Instruction:
Scan the entries below and count the lines holding the string "نامہ". Supply only the number.

:: Dataset records

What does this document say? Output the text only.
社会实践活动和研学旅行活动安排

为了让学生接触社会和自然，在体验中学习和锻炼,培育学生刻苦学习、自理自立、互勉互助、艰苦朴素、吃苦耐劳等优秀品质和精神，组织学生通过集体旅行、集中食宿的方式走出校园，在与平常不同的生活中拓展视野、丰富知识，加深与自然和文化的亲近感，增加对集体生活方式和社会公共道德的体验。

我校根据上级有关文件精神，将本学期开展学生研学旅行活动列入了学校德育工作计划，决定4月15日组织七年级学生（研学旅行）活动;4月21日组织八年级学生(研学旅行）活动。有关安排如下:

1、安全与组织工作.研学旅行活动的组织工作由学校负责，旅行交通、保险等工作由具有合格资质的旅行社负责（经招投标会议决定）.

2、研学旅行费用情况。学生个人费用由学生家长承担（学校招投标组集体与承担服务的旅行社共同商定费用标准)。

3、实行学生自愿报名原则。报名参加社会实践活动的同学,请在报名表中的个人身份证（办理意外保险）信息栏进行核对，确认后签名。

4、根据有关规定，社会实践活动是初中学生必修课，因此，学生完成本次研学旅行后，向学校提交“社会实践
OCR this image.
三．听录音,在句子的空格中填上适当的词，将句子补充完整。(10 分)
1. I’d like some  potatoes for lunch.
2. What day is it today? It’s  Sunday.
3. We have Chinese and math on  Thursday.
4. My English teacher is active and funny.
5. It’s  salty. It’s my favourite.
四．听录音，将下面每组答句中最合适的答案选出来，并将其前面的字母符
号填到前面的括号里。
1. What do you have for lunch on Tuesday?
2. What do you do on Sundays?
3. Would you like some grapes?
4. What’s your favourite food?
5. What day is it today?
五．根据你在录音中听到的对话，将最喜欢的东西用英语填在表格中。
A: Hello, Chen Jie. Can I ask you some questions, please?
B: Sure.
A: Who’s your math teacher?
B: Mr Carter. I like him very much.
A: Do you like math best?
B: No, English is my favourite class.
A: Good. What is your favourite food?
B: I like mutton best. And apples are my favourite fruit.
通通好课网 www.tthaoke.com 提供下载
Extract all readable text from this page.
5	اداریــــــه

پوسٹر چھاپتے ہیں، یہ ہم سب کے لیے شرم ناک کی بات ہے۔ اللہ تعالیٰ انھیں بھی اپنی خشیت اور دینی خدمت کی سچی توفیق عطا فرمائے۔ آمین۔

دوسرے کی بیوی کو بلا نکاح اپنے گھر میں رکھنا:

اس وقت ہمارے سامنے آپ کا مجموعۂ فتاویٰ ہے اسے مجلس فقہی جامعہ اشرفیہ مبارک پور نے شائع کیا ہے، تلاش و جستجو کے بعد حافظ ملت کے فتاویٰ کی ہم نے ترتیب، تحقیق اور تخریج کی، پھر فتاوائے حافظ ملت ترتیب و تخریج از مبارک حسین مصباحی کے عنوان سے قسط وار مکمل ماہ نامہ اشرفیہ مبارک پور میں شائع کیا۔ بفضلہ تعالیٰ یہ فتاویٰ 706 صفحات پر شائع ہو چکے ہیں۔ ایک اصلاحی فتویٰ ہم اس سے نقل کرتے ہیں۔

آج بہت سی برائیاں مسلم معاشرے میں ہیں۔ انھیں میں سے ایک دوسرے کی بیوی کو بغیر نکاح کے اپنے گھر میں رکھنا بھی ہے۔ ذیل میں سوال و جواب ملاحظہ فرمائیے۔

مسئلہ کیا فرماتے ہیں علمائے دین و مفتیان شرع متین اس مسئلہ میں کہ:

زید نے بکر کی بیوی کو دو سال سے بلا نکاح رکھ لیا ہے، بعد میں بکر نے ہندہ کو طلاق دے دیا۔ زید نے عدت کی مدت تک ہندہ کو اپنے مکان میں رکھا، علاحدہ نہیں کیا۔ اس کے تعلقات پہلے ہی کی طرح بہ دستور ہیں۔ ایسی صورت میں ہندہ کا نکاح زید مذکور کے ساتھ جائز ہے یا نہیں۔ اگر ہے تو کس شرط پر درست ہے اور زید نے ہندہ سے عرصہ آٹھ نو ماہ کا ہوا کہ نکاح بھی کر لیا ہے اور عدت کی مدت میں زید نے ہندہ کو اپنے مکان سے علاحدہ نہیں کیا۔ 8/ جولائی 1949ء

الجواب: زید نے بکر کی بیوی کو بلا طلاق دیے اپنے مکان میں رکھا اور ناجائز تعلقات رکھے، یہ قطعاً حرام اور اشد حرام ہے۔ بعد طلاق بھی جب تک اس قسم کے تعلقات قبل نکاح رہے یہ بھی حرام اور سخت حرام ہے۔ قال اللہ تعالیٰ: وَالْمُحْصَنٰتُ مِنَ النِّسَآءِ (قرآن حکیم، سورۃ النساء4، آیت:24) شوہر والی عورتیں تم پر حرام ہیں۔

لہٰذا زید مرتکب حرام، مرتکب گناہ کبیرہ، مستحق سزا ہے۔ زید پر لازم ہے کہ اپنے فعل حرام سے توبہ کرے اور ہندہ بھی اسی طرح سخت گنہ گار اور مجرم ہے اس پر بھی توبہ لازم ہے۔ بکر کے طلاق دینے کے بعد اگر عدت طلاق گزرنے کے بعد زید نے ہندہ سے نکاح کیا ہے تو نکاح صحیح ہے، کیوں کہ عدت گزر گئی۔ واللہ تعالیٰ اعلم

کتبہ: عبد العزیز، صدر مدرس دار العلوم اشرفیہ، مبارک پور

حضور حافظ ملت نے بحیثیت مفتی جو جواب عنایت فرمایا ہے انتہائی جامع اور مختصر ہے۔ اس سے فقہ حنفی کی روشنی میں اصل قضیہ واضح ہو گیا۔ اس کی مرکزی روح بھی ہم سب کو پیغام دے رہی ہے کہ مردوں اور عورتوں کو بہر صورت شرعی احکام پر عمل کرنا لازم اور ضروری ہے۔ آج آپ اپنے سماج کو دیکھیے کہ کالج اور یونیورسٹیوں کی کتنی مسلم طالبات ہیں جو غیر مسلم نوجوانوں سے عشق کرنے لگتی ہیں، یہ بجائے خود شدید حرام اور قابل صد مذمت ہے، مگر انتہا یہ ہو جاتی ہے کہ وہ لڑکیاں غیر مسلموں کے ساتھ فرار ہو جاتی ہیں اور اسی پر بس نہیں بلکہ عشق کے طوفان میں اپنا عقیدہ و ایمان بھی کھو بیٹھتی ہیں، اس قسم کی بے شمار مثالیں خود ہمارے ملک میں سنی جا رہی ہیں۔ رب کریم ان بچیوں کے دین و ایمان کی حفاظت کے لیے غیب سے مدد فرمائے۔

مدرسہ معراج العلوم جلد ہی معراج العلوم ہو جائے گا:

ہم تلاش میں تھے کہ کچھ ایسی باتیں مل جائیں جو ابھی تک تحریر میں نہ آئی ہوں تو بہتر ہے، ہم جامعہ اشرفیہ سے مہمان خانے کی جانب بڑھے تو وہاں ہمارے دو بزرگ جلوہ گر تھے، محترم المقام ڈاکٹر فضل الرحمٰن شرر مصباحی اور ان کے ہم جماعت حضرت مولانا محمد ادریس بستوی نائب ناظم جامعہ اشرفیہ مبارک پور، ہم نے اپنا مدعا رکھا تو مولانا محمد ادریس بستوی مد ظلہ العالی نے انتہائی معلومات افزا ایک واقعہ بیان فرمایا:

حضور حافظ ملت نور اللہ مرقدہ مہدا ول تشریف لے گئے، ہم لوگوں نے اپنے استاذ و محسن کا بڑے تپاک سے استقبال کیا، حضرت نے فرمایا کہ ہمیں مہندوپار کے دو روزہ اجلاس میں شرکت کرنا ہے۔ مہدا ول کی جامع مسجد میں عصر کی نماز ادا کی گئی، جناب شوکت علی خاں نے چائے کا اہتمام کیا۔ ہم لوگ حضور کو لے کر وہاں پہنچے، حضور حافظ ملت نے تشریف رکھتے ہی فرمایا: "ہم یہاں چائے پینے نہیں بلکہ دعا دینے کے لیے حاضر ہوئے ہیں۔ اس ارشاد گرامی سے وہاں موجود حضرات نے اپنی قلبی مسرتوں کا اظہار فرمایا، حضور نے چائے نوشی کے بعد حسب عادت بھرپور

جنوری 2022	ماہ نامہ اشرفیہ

::::

Worked solution:
2